**STATED TASK:**
Write out each line that follows exactly as it stands, without the pictures.

**DATA:**
* Start *

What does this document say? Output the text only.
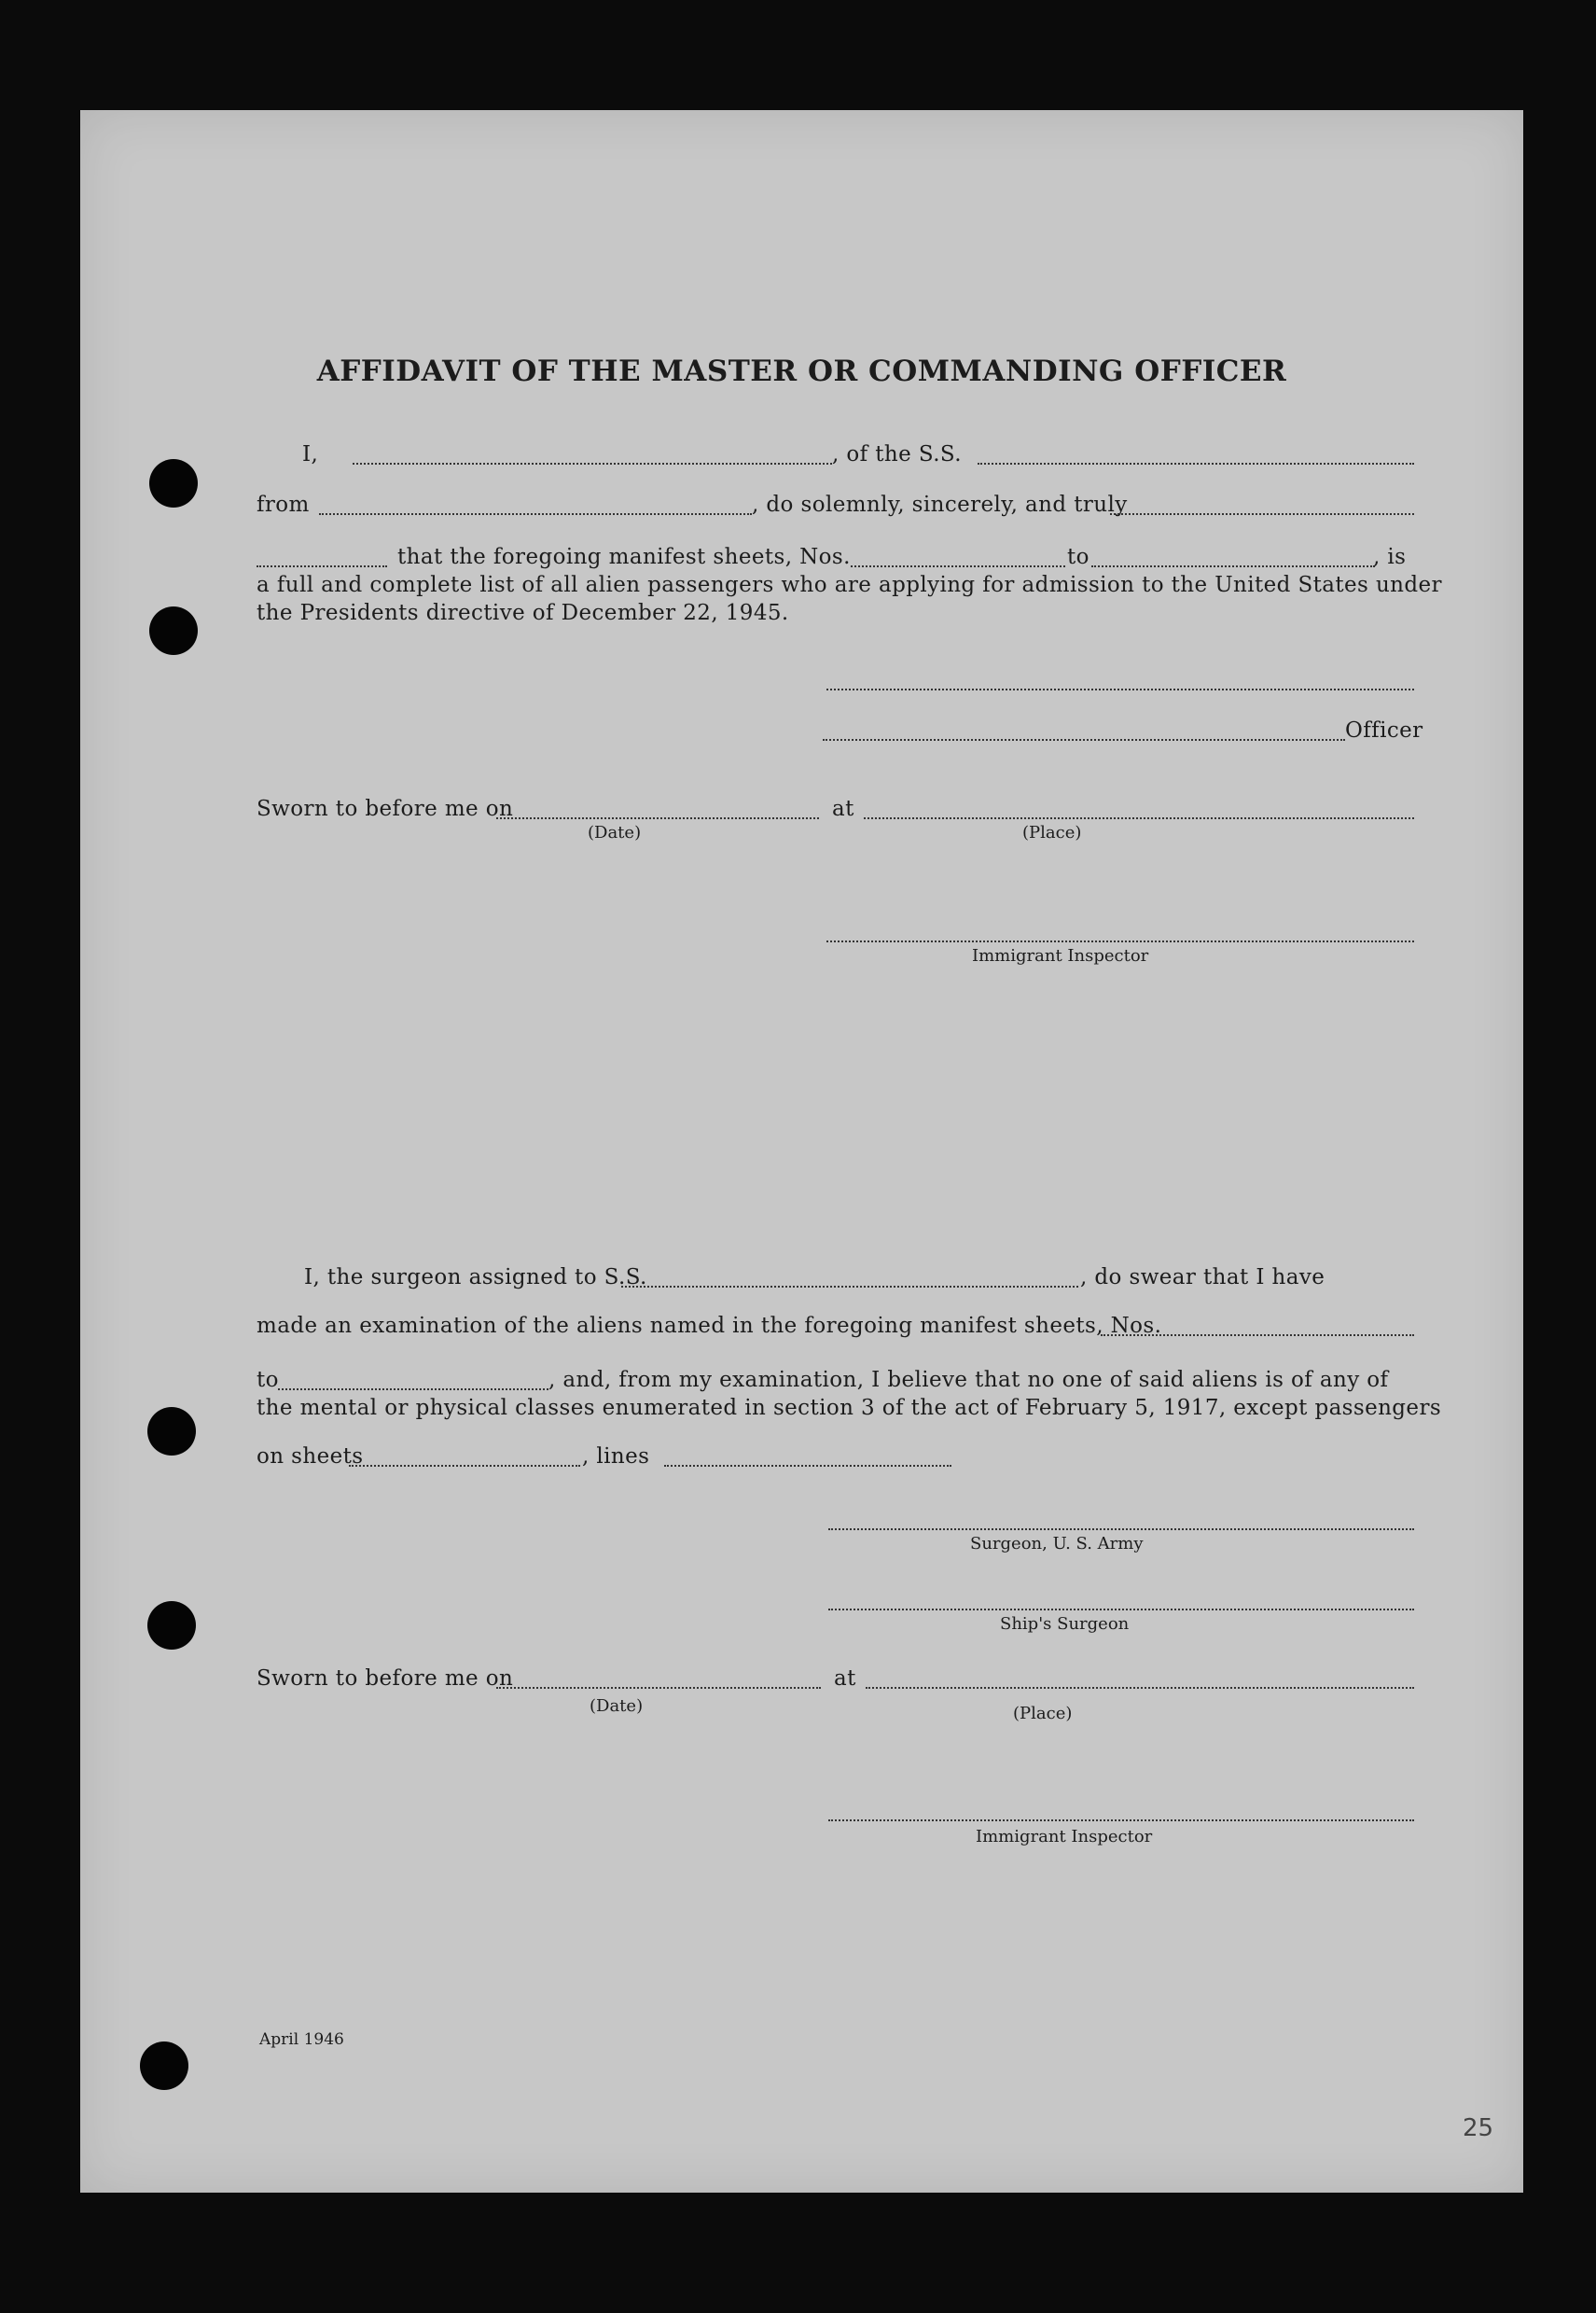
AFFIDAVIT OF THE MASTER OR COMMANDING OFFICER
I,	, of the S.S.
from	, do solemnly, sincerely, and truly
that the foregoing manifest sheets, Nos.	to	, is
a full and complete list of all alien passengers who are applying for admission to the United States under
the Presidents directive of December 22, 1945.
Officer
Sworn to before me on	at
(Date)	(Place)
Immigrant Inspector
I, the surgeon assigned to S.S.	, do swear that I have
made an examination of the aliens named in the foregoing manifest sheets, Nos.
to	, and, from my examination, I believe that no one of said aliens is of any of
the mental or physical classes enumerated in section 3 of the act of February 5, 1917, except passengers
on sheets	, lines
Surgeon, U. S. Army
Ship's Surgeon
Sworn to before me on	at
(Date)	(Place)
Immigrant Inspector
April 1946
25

* End *

**RESULT OF THE EXERCISE:**
What does this document say? Output the text only.
AFFIDAVIT OF THE MASTER OR COMMANDING OFFICER
I,	, of the S.S.
from	, do solemnly, sincerely, and truly
that the foregoing manifest sheets, Nos.	to	, is
a full and complete list of all alien passengers who are applying for admission to the United States under
the Presidents directive of December 22, 1945.
Officer
Sworn to before me on	at
(Date)	(Place)
Immigrant Inspector
I, the surgeon assigned to S.S.	, do swear that I have
made an examination of the aliens named in the foregoing manifest sheets, Nos.
to	, and, from my examination, I believe that no one of said aliens is of any of
the mental or physical classes enumerated in section 3 of the act of February 5, 1917, except passengers
on sheets	, lines
Surgeon, U. S. Army
Ship's Surgeon
Sworn to before me on	at
(Date)	(Place)
Immigrant Inspector
April 1946
25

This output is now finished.